What you need to do: Each line containing the word "document" needs to be copied.

----------

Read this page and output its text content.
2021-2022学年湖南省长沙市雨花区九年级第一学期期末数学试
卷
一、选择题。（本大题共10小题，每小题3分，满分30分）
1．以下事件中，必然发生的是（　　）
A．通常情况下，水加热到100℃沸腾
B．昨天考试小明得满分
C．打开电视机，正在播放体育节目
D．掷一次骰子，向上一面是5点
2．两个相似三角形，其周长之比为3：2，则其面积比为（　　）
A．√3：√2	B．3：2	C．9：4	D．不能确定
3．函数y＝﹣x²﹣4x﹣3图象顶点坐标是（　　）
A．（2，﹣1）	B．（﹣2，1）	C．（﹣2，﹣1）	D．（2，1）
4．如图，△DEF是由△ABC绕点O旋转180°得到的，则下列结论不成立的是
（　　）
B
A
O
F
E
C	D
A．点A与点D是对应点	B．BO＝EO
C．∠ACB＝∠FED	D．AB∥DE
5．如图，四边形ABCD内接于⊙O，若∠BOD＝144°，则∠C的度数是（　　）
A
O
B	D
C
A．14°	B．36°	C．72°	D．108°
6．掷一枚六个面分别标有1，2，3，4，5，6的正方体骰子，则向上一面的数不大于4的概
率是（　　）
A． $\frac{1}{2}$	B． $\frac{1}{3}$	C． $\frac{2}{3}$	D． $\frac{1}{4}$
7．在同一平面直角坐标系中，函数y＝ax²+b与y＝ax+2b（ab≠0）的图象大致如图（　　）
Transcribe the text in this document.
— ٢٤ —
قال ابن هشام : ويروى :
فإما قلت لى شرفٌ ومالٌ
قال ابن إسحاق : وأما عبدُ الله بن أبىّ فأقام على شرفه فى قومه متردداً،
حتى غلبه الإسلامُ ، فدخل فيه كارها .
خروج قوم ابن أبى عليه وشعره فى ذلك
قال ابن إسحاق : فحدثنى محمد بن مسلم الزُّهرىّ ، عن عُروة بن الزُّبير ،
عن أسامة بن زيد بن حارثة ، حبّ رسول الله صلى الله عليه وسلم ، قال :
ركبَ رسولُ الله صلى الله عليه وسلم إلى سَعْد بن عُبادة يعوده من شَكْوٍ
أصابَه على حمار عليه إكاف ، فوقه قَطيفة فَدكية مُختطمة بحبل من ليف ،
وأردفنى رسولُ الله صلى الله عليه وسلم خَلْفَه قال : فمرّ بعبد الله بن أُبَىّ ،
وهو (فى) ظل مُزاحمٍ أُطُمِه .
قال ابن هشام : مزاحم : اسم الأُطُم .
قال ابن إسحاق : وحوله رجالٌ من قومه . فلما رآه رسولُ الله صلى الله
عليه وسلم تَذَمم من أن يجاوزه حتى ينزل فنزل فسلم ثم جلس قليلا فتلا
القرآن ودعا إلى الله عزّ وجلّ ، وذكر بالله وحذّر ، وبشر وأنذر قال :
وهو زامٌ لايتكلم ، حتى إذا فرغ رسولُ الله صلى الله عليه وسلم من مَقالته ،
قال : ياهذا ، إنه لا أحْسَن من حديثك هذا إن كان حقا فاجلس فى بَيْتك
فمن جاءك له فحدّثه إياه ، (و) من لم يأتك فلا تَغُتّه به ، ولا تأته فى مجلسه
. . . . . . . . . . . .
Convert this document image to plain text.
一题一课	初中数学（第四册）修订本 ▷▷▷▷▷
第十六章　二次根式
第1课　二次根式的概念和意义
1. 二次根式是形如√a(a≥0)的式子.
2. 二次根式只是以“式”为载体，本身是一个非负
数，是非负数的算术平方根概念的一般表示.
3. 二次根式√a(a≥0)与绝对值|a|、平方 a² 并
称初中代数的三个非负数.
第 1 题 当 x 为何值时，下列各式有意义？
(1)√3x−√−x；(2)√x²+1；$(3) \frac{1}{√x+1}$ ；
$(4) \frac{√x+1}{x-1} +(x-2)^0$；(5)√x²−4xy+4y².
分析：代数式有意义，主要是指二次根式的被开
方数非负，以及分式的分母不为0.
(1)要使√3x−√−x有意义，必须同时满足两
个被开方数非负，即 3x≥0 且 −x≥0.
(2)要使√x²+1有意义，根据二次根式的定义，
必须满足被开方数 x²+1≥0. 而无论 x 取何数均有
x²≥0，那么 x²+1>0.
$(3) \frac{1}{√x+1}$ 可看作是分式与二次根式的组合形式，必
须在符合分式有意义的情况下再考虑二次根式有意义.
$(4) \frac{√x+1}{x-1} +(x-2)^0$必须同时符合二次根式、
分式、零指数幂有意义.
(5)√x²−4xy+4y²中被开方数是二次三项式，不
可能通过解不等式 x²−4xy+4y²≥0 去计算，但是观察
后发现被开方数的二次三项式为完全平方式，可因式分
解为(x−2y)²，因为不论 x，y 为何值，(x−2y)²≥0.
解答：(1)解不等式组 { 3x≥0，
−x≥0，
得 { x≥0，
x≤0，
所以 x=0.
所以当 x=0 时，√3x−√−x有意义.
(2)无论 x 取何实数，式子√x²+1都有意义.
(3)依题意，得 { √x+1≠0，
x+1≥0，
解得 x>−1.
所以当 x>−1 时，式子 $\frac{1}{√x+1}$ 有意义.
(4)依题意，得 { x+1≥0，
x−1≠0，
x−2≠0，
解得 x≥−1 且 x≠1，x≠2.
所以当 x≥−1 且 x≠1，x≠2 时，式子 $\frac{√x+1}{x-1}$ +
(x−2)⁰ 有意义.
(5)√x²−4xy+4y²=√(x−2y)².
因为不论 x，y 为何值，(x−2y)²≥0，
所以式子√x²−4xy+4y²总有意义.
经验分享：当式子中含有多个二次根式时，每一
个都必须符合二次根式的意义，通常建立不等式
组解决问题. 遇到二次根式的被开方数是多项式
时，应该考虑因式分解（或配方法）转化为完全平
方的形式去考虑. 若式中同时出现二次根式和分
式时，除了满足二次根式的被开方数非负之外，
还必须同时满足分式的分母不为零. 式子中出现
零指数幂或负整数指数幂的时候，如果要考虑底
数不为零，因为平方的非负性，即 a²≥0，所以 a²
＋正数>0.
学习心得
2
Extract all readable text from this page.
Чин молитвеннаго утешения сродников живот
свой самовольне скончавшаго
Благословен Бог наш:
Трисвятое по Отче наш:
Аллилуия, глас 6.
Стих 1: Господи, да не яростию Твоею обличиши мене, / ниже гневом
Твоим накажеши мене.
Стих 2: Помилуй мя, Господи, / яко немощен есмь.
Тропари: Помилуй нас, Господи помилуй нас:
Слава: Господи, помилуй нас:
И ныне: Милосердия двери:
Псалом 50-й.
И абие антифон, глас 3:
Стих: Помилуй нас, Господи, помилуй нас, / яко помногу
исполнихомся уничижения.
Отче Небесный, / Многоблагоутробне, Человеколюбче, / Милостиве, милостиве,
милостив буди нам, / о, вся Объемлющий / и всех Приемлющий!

----------

Answer to this task:
Transcribe the text in this document.
Convert this document image to plain text.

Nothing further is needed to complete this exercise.